* [Goal]: Return each line of the records holding the string "Upper".
-- begin --
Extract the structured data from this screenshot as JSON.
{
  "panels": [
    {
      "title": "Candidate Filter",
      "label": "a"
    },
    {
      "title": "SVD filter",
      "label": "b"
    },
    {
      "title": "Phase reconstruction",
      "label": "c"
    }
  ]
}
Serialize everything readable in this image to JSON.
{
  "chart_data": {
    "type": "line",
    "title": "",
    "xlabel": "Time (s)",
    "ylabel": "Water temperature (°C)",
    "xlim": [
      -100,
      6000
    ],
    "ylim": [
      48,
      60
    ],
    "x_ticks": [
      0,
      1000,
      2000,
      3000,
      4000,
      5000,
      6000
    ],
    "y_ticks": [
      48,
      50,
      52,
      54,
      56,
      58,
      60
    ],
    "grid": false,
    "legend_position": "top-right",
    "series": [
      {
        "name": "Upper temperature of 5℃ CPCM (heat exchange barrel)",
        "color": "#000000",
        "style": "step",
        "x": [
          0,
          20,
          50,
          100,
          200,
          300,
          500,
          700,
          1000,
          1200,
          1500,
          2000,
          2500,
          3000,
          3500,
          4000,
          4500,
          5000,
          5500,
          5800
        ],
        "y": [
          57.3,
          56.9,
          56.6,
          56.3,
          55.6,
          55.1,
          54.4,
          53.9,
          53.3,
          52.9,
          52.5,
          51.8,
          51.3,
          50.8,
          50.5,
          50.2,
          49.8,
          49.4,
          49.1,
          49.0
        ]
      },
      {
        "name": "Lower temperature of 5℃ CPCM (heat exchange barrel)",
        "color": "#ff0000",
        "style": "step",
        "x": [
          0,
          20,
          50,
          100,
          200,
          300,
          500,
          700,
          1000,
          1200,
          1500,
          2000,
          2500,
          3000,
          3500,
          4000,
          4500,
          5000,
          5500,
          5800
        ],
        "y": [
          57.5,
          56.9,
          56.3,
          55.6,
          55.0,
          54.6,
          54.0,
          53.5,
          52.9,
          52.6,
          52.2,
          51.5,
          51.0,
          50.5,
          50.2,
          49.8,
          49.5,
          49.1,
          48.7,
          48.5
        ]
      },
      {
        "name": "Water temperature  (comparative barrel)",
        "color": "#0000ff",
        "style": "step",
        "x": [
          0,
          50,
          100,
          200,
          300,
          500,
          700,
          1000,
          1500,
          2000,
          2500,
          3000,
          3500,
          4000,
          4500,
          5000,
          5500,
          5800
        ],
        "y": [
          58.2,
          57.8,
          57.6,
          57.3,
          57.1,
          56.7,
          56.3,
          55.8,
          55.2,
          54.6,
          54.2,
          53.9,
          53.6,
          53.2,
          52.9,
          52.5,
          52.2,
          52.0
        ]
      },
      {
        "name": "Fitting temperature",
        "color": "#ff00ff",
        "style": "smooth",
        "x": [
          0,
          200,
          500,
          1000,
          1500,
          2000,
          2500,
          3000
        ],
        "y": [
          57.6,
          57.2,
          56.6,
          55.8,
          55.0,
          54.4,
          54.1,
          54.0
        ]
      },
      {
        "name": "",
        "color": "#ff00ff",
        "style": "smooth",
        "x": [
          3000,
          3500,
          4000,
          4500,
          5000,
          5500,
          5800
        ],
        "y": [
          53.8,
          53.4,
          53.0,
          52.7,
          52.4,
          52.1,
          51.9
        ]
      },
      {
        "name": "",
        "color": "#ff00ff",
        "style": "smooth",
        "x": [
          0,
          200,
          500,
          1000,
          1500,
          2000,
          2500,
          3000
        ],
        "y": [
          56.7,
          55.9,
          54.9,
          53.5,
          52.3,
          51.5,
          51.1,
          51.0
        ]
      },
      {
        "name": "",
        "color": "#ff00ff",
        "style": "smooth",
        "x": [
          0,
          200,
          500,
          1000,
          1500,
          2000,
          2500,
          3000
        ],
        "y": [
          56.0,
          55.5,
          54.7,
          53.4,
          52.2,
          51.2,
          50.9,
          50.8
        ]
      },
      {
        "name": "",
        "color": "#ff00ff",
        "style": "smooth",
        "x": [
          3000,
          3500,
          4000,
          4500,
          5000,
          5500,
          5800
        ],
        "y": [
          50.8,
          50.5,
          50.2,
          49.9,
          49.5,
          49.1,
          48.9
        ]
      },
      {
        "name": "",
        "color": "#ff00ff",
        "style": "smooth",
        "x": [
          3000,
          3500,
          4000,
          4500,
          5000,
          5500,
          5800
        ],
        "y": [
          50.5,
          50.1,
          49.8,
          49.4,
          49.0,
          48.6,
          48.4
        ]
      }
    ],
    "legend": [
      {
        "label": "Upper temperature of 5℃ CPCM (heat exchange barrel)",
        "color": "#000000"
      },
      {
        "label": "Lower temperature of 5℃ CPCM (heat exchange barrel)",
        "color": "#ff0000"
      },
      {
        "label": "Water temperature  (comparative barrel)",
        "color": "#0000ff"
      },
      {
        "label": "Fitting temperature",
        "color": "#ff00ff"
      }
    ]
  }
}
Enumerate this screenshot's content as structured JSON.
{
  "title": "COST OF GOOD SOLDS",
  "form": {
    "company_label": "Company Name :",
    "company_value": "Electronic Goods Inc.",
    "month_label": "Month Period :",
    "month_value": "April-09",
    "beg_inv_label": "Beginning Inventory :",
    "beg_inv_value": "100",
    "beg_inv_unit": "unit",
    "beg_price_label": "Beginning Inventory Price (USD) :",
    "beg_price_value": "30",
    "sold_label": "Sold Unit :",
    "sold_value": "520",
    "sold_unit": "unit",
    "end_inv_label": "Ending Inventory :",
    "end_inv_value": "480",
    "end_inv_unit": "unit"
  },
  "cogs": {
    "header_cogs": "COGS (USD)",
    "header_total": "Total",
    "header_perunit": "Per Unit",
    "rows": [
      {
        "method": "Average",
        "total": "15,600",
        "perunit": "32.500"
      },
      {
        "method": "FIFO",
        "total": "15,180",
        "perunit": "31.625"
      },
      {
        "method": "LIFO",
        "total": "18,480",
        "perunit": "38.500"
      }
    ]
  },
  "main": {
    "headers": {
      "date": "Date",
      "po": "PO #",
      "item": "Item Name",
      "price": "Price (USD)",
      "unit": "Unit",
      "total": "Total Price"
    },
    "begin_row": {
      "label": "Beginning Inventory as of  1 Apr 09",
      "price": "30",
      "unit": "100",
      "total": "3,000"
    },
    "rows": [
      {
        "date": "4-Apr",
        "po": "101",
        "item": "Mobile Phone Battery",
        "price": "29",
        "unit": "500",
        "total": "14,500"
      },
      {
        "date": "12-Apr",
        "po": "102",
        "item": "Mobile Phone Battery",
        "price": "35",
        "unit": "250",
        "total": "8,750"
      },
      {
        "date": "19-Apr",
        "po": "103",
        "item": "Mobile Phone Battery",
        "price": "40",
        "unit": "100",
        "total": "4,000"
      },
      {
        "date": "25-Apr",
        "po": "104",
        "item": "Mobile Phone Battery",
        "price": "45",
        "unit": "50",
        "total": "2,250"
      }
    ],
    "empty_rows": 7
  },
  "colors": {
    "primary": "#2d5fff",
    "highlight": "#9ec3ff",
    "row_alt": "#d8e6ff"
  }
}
-- end --
* [Response for this exercise]:
        "name": "Upper temperature of 5℃ CPCM (heat exchange barrel)",
        "label": "Upper temperature of 5℃ CPCM (heat exchange barrel)",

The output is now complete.